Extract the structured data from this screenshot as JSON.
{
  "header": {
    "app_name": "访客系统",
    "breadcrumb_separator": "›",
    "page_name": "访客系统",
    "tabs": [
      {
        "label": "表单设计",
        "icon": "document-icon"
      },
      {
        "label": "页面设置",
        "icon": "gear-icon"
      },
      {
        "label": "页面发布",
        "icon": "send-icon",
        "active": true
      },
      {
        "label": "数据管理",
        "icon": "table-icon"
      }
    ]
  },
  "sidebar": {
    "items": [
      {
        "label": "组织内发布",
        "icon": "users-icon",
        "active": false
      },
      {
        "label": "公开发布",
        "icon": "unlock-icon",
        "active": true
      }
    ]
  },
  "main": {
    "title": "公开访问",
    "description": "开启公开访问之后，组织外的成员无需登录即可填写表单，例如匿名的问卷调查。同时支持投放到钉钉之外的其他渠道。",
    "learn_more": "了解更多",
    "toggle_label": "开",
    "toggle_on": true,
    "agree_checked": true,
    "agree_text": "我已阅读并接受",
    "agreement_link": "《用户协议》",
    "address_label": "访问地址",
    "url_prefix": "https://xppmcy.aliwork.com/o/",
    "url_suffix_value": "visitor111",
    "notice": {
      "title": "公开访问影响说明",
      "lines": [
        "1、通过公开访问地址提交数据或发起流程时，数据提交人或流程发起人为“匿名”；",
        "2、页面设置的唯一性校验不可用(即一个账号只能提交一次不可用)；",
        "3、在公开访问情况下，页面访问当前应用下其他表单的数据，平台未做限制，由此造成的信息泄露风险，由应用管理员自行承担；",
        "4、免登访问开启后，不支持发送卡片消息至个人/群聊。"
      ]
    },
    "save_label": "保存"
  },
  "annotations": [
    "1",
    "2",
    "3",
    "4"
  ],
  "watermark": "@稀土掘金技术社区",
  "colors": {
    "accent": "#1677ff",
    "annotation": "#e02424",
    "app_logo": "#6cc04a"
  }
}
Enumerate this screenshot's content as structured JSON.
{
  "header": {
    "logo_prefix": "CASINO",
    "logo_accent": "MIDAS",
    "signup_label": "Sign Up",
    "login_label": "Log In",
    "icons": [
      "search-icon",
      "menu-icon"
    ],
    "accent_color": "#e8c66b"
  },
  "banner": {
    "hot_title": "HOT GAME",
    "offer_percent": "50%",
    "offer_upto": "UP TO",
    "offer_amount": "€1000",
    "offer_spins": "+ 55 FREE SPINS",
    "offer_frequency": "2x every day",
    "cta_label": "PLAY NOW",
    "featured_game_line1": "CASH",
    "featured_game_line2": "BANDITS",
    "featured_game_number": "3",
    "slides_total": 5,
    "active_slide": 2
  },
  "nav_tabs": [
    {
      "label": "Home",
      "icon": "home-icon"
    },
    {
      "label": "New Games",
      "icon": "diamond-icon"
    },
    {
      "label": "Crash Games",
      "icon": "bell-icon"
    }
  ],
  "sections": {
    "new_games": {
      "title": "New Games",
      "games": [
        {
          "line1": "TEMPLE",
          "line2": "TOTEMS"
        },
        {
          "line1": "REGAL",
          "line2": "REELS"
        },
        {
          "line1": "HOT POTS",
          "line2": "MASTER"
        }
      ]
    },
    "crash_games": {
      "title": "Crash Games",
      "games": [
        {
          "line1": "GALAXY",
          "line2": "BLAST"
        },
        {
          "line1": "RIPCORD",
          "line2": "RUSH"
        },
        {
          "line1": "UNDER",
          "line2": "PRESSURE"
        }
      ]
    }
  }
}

•••

- **OBJECTIVE**: Repeat the records exactly, including every line.

- **TASK RESPONSE**:
Extract the structured data from this screenshot as JSON.
{
  "header": {
    "app_name": "访客系统",
    "breadcrumb_separator": "›",
    "page_name": "访客系统",
    "tabs": [
      {
        "label": "表单设计",
        "icon": "document-icon"
      },
      {
        "label": "页面设置",
        "icon": "gear-icon"
      },
      {
        "label": "页面发布",
        "icon": "send-icon",
        "active": true
      },
      {
        "label": "数据管理",
        "icon": "table-icon"
      }
    ]
  },
  "sidebar": {
    "items": [
      {
        "label": "组织内发布",
        "icon": "users-icon",
        "active": false
      },
      {
        "label": "公开发布",
        "icon": "unlock-icon",
        "active": true
      }
    ]
  },
  "main": {
    "title": "公开访问",
    "description": "开启公开访问之后，组织外的成员无需登录即可填写表单，例如匿名的问卷调查。同时支持投放到钉钉之外的其他渠道。",
    "learn_more": "了解更多",
    "toggle_label": "开",
    "toggle_on": true,
    "agree_checked": true,
    "agree_text": "我已阅读并接受",
    "agreement_link": "《用户协议》",
    "address_label": "访问地址",
    "url_prefix": "https://xppmcy.aliwork.com/o/",
    "url_suffix_value": "visitor111",
    "notice": {
      "title": "公开访问影响说明",
      "lines": [
        "1、通过公开访问地址提交数据或发起流程时，数据提交人或流程发起人为“匿名”；",
        "2、页面设置的唯一性校验不可用(即一个账号只能提交一次不可用)；",
        "3、在公开访问情况下，页面访问当前应用下其他表单的数据，平台未做限制，由此造成的信息泄露风险，由应用管理员自行承担；",
        "4、免登访问开启后，不支持发送卡片消息至个人/群聊。"
      ]
    },
    "save_label": "保存"
  },
  "annotations": [
    "1",
    "2",
    "3",
    "4"
  ],
  "watermark": "@稀土掘金技术社区",
  "colors": {
    "accent": "#1677ff",
    "annotation": "#e02424",
    "app_logo": "#6cc04a"
  }
}
Enumerate this screenshot's content as structured JSON.
{
  "header": {
    "logo_prefix": "CASINO",
    "logo_accent": "MIDAS",
    "signup_label": "Sign Up",
    "login_label": "Log In",
    "icons": [
      "search-icon",
      "menu-icon"
    ],
    "accent_color": "#e8c66b"
  },
  "banner": {
    "hot_title": "HOT GAME",
    "offer_percent": "50%",
    "offer_upto": "UP TO",
    "offer_amount": "€1000",
    "offer_spins": "+ 55 FREE SPINS",
    "offer_frequency": "2x every day",
    "cta_label": "PLAY NOW",
    "featured_game_line1": "CASH",
    "featured_game_line2": "BANDITS",
    "featured_game_number": "3",
    "slides_total": 5,
    "active_slide": 2
  },
  "nav_tabs": [
    {
      "label": "Home",
      "icon": "home-icon"
    },
    {
      "label": "New Games",
      "icon": "diamond-icon"
    },
    {
      "label": "Crash Games",
      "icon": "bell-icon"
    }
  ],
  "sections": {
    "new_games": {
      "title": "New Games",
      "games": [
        {
          "line1": "TEMPLE",
          "line2": "TOTEMS"
        },
        {
          "line1": "REGAL",
          "line2": "REELS"
        },
        {
          "line1": "HOT POTS",
          "line2": "MASTER"
        }
      ]
    },
    "crash_games": {
      "title": "Crash Games",
      "games": [
        {
          "line1": "GALAXY",
          "line2": "BLAST"
        },
        {
          "line1": "RIPCORD",
          "line2": "RUSH"
        },
        {
          "line1": "UNDER",
          "line2": "PRESSURE"
        }
      ]
    }
  }
}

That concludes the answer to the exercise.